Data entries

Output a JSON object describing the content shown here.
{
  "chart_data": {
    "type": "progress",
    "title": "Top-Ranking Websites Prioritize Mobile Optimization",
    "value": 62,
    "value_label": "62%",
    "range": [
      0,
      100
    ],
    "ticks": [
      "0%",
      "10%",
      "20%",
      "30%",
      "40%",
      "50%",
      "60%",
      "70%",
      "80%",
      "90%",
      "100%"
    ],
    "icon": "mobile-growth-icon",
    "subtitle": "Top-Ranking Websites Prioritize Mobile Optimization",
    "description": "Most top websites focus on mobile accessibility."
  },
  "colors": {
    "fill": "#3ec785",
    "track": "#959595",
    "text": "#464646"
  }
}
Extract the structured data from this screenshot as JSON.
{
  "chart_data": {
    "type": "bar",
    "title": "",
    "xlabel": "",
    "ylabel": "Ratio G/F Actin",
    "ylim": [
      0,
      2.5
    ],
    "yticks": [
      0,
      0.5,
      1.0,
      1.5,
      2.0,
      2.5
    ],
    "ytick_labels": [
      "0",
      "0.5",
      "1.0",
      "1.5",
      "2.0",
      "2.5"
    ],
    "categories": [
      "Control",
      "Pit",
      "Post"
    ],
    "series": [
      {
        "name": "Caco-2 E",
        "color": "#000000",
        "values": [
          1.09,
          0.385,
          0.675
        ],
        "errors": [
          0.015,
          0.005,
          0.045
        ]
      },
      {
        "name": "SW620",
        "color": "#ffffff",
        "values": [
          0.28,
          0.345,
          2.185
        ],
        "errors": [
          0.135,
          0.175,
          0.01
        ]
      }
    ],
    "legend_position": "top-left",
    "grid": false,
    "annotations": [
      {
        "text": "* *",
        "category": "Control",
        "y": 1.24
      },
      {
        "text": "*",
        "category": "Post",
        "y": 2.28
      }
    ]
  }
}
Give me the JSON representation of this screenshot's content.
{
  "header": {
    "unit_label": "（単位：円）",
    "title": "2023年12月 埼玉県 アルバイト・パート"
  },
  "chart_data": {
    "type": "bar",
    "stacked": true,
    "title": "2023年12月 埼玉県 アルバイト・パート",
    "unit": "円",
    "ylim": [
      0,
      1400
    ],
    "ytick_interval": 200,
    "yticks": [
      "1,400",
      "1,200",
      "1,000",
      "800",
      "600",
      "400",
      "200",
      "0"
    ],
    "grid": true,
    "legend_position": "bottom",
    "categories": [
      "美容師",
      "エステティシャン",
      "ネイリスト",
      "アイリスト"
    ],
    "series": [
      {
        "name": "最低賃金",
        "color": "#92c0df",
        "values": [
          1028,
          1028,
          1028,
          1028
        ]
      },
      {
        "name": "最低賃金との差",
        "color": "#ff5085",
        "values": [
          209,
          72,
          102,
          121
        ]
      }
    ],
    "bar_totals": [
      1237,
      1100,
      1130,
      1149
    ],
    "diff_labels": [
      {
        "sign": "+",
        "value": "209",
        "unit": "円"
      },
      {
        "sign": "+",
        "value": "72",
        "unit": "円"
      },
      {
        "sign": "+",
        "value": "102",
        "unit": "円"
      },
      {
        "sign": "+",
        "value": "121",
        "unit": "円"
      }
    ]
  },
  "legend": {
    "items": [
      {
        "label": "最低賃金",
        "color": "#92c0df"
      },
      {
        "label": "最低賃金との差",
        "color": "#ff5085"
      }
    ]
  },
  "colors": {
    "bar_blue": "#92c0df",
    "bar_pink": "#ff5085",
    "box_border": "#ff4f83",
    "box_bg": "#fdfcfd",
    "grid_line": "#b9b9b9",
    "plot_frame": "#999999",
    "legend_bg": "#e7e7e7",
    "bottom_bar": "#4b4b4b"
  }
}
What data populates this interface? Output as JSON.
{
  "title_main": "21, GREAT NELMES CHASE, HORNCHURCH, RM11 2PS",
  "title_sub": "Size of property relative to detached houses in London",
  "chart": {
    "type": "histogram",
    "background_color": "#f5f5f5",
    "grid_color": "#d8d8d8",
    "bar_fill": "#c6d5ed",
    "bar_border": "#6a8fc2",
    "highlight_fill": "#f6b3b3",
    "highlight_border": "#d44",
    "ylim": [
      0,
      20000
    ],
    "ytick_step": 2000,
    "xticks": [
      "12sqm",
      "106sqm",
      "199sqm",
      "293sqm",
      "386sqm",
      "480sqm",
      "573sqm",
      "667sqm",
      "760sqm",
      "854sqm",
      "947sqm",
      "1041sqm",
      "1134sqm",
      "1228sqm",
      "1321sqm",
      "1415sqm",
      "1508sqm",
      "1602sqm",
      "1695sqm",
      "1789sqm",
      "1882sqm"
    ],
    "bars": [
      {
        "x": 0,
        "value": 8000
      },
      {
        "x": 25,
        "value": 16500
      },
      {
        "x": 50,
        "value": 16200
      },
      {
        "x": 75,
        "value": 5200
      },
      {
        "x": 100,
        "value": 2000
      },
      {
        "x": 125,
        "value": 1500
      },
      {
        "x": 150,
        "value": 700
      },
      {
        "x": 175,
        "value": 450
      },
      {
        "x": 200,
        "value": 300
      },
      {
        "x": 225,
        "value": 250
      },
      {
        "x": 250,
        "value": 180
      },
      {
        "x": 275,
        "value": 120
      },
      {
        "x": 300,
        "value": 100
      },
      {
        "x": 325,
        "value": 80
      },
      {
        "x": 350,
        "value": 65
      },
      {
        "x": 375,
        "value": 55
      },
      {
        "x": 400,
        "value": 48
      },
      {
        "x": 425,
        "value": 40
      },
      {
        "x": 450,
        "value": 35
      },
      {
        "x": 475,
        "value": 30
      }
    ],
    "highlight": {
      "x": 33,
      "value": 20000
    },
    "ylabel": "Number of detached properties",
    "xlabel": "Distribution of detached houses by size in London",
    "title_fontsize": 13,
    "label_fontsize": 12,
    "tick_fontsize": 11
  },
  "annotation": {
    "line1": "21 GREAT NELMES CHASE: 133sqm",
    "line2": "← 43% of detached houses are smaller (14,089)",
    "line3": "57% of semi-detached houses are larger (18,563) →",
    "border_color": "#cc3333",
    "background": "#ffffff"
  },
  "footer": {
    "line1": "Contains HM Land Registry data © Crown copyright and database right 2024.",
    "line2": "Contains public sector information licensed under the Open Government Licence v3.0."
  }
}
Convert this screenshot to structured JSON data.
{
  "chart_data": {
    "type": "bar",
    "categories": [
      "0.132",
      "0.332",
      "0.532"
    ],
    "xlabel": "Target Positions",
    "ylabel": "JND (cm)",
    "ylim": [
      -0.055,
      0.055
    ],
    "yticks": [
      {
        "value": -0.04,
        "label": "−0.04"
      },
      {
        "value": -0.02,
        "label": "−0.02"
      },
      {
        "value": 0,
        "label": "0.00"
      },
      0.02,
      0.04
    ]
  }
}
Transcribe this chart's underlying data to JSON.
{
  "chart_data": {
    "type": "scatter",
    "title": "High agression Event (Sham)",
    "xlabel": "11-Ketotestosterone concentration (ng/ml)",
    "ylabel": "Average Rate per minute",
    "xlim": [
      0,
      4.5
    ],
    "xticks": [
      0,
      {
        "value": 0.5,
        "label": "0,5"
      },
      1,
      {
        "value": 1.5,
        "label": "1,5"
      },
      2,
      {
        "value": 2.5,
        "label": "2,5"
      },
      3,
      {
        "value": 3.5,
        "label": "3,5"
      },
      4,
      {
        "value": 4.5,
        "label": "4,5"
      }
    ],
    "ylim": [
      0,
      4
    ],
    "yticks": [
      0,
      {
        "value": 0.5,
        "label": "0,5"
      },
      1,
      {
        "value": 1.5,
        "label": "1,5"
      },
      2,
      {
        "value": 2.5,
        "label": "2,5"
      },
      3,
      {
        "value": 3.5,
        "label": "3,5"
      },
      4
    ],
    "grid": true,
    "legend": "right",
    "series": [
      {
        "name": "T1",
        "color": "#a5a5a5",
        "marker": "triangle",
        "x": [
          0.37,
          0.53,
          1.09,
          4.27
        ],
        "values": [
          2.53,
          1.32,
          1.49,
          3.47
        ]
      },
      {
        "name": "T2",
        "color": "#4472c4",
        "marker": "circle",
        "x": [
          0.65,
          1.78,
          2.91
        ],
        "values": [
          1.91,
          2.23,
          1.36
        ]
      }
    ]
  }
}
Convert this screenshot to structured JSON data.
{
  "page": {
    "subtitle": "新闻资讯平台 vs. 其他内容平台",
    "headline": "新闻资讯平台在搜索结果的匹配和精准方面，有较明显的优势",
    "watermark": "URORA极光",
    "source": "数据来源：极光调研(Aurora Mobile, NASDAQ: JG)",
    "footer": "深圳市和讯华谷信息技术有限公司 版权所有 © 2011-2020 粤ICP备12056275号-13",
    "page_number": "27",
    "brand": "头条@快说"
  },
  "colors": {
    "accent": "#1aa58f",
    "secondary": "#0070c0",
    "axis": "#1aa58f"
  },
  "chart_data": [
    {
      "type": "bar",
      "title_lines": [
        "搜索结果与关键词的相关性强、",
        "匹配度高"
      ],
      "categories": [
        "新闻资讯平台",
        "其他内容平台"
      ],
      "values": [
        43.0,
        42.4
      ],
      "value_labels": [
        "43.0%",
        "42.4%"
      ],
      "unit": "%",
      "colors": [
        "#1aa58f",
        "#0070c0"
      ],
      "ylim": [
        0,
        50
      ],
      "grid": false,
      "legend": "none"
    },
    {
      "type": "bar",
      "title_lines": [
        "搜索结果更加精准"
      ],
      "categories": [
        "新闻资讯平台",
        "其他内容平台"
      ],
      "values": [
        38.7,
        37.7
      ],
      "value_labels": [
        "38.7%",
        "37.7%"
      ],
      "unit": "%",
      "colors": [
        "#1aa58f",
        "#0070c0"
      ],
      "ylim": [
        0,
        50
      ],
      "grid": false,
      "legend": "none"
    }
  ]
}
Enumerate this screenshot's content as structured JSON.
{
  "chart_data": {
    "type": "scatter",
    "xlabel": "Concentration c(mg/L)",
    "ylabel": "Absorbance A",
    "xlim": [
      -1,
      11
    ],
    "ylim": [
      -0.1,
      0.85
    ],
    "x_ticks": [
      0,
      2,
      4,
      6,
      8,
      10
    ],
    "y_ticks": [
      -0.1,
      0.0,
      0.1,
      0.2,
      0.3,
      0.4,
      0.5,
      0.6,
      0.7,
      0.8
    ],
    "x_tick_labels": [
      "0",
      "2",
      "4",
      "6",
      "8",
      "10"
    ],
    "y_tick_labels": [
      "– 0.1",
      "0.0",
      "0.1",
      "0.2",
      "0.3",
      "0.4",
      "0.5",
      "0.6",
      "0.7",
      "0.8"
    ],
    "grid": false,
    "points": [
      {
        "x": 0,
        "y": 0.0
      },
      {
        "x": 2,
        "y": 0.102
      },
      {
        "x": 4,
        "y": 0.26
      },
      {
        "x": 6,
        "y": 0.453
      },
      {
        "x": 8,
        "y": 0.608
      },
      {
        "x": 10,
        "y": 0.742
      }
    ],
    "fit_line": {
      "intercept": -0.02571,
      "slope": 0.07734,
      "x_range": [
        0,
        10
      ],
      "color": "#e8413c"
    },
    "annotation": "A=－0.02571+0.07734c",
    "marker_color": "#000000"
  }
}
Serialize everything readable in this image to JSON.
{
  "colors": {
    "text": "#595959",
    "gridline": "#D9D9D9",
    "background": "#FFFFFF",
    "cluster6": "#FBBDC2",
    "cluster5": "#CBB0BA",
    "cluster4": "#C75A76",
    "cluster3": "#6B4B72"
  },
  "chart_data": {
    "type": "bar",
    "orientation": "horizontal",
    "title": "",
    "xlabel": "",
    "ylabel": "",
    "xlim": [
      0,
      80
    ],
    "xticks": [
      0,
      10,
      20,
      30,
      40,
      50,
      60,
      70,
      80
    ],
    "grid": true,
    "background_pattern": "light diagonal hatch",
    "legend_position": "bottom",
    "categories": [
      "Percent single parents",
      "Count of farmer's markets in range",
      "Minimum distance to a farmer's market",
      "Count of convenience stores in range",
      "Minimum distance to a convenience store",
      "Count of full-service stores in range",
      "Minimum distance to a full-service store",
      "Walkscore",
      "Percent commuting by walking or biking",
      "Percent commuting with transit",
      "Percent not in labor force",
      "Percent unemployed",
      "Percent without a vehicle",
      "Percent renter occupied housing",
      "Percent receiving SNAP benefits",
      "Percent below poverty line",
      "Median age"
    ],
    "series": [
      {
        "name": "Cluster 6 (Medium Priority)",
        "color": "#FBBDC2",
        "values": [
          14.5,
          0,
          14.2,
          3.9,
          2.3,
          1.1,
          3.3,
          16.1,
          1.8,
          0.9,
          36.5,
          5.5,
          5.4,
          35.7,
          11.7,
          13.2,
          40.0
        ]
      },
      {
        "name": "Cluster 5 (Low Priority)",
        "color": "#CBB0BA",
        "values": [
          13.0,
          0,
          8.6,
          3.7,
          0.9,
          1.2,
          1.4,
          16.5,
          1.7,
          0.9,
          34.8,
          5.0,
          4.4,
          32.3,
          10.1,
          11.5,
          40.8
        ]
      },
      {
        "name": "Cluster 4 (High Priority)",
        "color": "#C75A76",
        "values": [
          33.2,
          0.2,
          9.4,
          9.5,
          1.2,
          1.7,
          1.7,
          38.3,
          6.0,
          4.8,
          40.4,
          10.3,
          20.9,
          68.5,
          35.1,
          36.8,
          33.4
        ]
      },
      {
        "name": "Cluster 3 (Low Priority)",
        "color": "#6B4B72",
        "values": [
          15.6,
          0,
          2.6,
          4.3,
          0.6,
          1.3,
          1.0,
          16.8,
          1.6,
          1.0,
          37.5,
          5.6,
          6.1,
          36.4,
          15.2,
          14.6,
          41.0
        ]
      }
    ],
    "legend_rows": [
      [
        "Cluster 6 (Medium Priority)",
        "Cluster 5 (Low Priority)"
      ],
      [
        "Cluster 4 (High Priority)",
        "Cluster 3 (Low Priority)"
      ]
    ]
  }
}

### WHAT IS ASKED
Scan the listing above. Collect all lines with the word "full".

### REPLY TO THE EXERCISE
      "Count of full-service stores in range",
      "Minimum distance to a full-service store",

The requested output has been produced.